◆ WORK TO COMPLETE
For the material that follows, list every line containing the word "affect".

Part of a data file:

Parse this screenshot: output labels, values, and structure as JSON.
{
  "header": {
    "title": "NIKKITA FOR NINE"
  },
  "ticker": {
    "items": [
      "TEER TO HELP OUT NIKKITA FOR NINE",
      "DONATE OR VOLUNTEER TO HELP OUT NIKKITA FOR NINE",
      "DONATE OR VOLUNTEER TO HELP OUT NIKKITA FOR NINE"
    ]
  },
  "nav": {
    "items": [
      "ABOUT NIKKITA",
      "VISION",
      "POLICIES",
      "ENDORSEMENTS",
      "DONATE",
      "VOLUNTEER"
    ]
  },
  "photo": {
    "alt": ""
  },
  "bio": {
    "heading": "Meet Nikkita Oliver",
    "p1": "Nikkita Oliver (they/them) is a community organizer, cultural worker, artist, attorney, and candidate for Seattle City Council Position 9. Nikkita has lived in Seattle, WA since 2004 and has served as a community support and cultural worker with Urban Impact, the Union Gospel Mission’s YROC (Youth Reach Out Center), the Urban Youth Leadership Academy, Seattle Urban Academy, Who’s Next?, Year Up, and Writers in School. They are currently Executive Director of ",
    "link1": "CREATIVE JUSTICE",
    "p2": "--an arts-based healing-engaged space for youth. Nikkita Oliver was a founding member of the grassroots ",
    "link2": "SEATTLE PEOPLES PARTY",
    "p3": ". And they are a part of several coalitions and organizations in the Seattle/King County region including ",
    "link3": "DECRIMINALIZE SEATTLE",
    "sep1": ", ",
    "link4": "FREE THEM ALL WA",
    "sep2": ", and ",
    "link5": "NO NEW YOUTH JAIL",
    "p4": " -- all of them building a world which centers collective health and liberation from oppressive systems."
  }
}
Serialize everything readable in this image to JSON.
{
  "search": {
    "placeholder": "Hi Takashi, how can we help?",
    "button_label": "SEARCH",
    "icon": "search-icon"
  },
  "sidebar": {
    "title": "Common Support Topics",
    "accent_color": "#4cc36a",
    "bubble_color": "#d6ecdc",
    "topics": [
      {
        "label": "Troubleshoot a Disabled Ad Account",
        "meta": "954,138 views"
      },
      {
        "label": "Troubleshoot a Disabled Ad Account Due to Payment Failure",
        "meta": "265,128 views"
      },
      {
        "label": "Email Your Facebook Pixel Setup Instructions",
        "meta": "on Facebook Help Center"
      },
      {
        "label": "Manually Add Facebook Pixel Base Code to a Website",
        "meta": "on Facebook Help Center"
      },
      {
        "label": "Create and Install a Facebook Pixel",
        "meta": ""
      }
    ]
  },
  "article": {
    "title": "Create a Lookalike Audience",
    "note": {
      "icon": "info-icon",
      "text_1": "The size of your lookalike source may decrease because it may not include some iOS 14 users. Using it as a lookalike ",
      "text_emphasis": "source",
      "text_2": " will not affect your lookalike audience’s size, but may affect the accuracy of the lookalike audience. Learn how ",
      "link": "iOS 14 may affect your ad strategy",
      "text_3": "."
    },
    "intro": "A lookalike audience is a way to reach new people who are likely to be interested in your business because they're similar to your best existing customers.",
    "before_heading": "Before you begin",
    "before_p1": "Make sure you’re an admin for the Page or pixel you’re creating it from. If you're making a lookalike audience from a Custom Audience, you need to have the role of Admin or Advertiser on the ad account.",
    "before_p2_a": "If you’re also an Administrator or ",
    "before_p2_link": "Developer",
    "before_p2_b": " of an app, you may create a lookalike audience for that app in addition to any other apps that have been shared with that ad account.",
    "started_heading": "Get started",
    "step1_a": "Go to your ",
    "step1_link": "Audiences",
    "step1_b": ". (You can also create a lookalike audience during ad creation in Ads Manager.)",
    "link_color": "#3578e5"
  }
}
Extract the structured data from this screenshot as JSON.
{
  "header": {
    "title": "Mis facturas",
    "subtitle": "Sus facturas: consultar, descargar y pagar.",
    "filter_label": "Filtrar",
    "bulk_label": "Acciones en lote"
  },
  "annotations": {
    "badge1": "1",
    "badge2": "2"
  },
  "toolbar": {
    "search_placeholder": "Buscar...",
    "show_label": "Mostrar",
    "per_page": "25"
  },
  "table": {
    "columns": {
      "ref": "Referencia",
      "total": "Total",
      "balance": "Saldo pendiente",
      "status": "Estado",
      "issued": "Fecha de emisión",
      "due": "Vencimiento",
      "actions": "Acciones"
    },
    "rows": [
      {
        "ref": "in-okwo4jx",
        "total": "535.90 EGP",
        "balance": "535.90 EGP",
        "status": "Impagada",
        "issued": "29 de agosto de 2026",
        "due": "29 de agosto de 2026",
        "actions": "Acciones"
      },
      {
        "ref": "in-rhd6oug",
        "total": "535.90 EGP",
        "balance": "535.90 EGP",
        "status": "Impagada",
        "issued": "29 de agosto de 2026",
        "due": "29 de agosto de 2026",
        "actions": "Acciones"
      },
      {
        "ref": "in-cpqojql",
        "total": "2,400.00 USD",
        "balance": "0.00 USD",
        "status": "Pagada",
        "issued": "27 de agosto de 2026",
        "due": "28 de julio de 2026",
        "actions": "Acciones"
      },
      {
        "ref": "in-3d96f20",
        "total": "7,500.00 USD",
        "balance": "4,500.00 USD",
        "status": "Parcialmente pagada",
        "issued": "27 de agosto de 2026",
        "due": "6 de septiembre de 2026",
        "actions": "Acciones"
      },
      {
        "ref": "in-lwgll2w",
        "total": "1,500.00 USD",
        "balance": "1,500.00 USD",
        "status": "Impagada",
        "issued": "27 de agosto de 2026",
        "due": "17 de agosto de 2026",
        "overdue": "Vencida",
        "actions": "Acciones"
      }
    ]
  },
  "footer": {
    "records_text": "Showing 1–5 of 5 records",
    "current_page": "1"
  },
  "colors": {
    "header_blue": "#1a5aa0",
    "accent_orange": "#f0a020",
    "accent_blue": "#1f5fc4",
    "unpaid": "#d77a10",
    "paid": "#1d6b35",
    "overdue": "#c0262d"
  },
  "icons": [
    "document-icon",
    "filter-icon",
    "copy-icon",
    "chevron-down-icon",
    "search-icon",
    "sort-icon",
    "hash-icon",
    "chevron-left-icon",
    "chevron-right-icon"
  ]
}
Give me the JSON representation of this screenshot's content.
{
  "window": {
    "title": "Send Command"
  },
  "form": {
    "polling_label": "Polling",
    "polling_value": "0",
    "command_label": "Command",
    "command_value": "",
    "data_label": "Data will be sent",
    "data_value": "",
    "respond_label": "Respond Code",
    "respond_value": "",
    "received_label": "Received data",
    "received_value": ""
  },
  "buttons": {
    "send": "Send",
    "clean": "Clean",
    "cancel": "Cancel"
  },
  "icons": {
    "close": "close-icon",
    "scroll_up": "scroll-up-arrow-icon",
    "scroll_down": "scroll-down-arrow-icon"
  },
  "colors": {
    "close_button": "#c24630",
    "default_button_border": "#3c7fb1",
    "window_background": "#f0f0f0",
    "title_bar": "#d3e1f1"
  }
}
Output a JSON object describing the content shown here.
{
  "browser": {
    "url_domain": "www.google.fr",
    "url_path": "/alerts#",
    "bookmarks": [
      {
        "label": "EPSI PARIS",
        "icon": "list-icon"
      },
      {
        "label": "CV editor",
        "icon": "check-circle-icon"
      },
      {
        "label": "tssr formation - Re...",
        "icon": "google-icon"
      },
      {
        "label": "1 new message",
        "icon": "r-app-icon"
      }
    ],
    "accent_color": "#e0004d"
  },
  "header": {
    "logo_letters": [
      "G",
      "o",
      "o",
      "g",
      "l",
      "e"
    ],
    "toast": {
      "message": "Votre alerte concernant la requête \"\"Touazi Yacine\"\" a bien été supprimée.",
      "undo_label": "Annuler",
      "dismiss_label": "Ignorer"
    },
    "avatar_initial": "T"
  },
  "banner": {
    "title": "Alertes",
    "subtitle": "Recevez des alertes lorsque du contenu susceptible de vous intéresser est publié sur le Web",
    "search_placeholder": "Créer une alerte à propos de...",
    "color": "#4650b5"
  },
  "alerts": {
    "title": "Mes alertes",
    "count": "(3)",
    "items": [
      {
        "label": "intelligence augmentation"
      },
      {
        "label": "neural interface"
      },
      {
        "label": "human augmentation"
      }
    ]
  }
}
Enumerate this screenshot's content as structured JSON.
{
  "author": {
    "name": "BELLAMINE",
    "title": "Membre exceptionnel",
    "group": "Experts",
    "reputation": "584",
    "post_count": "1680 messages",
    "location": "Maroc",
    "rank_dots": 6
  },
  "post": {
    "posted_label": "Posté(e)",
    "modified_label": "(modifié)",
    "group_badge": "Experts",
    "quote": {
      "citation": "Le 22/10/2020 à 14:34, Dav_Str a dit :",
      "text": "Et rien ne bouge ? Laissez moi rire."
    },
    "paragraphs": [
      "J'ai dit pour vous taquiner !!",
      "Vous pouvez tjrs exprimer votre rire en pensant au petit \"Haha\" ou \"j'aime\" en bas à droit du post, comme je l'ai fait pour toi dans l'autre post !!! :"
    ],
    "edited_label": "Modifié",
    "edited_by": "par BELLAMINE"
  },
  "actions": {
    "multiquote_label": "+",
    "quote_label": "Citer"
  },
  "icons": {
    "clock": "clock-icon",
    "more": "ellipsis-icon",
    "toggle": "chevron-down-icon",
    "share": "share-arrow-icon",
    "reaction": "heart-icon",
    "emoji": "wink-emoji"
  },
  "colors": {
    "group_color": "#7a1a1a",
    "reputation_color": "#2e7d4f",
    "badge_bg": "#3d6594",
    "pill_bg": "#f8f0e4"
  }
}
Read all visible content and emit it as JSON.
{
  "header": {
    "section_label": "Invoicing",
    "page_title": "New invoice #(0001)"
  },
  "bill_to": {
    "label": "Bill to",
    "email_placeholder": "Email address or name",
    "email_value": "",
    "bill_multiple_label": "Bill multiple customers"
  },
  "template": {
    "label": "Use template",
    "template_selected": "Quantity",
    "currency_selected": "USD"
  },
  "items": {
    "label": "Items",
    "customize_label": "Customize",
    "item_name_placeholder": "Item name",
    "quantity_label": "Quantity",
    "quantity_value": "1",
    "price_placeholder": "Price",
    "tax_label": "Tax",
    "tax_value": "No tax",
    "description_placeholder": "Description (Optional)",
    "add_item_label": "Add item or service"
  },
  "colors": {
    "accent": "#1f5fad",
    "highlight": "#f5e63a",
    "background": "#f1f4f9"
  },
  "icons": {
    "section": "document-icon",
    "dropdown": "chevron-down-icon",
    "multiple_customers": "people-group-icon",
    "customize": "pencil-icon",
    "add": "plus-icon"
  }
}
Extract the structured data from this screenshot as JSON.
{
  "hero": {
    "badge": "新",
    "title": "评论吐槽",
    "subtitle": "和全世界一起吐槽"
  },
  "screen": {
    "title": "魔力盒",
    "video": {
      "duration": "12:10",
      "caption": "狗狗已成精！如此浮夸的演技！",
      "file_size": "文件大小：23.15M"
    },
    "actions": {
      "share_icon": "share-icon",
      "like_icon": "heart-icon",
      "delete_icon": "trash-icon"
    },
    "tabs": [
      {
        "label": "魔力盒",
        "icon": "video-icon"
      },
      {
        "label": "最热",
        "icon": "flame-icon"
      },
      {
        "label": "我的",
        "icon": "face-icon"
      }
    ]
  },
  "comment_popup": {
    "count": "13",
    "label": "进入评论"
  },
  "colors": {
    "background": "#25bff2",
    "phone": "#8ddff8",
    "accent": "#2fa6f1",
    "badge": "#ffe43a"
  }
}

◆ WRITTEN SOLUTION
      "text_2": " will not affect your lookalike audience’s size, but may affect the accuracy of the lookalike audience. Learn how ",
      "link": "iOS 14 may affect your ad strategy",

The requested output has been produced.